■ Set exercise
Lines containing the word "Risk" need to be counted. Please reply with how many there are, and nothing else.

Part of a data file
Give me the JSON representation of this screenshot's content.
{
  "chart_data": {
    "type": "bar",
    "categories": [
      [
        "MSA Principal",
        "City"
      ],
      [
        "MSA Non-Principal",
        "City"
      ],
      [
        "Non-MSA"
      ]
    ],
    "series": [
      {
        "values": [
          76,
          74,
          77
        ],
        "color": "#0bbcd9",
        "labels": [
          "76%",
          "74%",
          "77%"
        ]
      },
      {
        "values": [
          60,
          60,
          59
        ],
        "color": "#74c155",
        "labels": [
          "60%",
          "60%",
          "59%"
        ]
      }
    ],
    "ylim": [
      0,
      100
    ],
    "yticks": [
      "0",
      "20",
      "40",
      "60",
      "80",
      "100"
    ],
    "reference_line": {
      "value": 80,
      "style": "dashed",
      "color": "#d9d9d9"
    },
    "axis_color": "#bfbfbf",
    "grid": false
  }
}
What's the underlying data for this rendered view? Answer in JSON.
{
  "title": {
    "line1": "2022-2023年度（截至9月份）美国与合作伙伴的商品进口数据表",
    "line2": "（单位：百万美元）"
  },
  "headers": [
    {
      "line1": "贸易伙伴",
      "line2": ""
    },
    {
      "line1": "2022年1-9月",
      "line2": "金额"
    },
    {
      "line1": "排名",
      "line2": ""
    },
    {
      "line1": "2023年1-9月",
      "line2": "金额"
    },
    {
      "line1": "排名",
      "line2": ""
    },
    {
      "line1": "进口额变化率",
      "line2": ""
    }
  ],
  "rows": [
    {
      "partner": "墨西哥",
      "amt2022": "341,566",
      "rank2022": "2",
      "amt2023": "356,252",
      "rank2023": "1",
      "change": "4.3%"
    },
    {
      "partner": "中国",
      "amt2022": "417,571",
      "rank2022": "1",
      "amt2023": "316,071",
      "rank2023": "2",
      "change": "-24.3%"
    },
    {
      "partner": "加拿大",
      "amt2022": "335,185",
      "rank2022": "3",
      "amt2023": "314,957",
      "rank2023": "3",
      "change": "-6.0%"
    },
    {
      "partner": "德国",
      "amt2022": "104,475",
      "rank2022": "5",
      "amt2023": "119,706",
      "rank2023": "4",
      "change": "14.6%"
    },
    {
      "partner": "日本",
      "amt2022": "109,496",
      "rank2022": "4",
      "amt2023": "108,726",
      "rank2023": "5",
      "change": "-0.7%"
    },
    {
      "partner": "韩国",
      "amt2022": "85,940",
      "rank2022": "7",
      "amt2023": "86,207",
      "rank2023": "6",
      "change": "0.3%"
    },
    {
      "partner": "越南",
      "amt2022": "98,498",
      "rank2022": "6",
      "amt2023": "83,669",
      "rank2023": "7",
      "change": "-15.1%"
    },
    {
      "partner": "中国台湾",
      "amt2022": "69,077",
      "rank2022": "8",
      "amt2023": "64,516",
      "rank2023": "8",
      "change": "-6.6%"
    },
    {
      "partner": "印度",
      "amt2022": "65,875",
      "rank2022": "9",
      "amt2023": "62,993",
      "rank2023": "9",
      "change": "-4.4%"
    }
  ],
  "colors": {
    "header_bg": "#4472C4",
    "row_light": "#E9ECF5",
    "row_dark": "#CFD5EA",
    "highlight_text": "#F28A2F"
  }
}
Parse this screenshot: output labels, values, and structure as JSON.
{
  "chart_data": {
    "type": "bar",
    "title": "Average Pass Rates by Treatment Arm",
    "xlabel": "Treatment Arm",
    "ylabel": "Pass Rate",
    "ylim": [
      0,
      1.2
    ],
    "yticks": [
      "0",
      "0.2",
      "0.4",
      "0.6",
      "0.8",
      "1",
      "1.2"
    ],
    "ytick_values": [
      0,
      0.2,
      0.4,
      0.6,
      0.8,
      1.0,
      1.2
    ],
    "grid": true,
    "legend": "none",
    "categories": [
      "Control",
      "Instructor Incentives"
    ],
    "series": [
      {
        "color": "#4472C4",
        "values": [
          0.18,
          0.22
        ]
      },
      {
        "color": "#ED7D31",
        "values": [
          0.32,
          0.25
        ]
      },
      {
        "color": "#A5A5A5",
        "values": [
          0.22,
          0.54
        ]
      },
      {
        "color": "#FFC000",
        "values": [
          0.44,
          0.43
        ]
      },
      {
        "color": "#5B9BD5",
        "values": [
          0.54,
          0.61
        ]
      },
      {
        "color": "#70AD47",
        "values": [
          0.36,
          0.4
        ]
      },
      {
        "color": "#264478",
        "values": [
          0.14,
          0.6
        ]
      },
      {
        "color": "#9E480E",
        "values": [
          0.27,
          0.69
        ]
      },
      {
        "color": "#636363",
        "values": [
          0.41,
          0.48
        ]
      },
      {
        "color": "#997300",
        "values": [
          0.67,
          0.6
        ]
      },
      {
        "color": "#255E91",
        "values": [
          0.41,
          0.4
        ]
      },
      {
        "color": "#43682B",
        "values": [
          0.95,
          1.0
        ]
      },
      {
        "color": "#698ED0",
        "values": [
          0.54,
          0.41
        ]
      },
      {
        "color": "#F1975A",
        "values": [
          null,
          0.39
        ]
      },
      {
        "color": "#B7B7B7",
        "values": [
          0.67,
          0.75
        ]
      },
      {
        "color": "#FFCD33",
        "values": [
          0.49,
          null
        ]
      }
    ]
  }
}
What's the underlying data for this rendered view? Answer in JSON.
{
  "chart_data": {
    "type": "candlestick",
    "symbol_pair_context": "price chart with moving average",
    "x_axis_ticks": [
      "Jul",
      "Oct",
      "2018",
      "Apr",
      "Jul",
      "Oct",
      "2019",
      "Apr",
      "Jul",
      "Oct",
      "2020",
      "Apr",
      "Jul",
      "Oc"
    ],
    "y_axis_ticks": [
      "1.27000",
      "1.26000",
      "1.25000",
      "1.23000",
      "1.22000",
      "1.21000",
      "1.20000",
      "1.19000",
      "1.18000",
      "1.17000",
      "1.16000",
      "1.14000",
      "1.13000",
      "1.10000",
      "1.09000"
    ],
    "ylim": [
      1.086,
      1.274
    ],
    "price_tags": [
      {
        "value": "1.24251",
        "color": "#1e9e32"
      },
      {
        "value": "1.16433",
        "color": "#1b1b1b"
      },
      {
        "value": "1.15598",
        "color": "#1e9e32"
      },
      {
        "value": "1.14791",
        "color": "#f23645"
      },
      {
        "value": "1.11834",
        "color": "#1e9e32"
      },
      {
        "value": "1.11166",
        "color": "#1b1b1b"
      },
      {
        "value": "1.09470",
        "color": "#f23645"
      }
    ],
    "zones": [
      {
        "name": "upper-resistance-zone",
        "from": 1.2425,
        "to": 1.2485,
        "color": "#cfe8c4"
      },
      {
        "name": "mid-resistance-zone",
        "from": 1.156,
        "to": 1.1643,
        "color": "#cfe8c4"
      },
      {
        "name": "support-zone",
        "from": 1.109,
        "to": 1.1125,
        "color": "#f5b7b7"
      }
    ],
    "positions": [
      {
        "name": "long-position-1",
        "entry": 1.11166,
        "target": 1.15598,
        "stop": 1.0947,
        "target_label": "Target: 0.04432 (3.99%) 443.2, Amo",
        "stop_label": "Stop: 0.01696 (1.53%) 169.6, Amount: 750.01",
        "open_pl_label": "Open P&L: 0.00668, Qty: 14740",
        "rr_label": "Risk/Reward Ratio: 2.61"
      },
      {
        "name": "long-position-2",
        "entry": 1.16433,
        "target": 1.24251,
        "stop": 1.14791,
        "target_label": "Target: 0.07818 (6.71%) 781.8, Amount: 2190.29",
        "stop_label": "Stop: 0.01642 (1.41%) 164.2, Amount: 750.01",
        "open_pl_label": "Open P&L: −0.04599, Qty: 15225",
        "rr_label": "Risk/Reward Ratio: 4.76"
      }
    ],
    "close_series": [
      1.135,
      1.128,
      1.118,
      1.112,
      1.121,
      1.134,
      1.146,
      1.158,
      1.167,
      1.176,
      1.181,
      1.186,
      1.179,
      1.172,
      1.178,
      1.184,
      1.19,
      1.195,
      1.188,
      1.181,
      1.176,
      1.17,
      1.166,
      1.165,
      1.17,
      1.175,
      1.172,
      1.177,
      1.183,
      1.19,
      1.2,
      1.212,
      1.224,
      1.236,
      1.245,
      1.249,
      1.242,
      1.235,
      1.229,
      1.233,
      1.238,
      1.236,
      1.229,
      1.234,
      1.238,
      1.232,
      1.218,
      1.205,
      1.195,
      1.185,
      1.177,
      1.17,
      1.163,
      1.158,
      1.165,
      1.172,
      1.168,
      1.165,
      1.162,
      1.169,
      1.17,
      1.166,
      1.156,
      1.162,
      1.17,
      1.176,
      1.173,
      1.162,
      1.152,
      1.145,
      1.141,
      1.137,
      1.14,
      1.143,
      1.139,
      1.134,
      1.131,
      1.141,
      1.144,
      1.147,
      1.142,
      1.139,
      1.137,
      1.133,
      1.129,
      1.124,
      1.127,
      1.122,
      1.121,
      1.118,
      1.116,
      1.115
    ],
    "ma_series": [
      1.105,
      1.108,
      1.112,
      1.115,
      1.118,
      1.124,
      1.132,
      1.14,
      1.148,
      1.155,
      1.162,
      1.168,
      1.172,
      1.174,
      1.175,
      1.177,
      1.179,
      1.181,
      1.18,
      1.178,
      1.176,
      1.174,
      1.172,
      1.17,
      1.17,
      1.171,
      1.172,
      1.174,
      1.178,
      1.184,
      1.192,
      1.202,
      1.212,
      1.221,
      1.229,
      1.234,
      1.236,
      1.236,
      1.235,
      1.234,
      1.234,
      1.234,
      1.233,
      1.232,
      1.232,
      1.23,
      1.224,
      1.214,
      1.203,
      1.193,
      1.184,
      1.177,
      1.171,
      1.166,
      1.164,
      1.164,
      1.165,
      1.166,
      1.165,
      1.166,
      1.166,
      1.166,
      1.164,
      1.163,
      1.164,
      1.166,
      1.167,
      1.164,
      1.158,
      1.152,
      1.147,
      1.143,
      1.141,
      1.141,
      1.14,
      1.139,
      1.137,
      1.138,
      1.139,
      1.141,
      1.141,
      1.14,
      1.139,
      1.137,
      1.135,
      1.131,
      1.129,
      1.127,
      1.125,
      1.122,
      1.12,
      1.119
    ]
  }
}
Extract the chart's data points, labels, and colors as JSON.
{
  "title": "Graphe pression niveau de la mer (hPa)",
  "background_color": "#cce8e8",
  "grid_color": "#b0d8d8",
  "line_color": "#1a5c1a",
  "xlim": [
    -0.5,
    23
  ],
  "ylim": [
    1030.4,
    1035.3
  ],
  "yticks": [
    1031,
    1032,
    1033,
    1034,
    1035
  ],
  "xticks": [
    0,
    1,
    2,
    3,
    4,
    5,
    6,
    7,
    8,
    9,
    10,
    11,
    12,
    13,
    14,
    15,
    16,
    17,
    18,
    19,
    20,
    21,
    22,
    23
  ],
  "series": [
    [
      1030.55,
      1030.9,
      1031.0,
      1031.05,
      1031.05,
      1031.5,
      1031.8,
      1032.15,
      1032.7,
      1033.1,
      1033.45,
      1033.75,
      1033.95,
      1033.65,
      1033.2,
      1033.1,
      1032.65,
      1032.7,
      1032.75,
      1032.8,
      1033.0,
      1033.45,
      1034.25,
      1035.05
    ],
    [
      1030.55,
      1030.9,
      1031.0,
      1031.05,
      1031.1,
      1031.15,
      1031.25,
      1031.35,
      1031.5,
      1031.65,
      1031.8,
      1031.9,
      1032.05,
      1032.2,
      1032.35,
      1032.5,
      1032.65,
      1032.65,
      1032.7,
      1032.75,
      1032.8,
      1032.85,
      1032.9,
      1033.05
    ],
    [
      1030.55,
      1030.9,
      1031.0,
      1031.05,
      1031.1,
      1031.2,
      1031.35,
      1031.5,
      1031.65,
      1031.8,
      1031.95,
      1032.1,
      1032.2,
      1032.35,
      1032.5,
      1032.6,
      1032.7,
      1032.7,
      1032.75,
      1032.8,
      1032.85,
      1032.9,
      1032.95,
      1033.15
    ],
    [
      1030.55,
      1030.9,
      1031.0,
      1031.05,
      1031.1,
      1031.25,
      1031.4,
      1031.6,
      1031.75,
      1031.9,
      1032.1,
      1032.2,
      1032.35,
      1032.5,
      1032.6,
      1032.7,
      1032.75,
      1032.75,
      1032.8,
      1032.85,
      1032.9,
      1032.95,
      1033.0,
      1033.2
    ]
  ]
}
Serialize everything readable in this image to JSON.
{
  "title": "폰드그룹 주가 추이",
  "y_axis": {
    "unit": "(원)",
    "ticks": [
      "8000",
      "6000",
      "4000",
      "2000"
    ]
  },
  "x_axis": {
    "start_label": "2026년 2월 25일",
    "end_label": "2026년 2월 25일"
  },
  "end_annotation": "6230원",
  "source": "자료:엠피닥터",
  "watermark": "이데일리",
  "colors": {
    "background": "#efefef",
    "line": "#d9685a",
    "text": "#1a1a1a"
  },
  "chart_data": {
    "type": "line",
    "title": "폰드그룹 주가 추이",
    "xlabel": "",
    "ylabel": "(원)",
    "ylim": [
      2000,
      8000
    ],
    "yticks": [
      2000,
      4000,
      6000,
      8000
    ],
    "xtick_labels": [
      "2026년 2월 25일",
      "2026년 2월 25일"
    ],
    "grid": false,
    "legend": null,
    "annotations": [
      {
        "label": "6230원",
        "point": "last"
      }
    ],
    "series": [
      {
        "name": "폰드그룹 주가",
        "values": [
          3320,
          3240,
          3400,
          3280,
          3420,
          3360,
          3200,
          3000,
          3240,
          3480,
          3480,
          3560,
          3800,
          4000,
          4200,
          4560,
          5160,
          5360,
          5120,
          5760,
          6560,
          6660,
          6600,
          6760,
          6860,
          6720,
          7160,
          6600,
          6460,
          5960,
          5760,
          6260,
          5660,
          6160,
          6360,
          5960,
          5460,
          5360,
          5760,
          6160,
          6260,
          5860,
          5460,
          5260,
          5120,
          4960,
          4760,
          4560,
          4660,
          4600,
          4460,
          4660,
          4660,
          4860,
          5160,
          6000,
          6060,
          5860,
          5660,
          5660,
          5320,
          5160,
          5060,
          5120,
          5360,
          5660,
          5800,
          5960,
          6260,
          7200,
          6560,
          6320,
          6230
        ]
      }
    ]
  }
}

■ The solution
2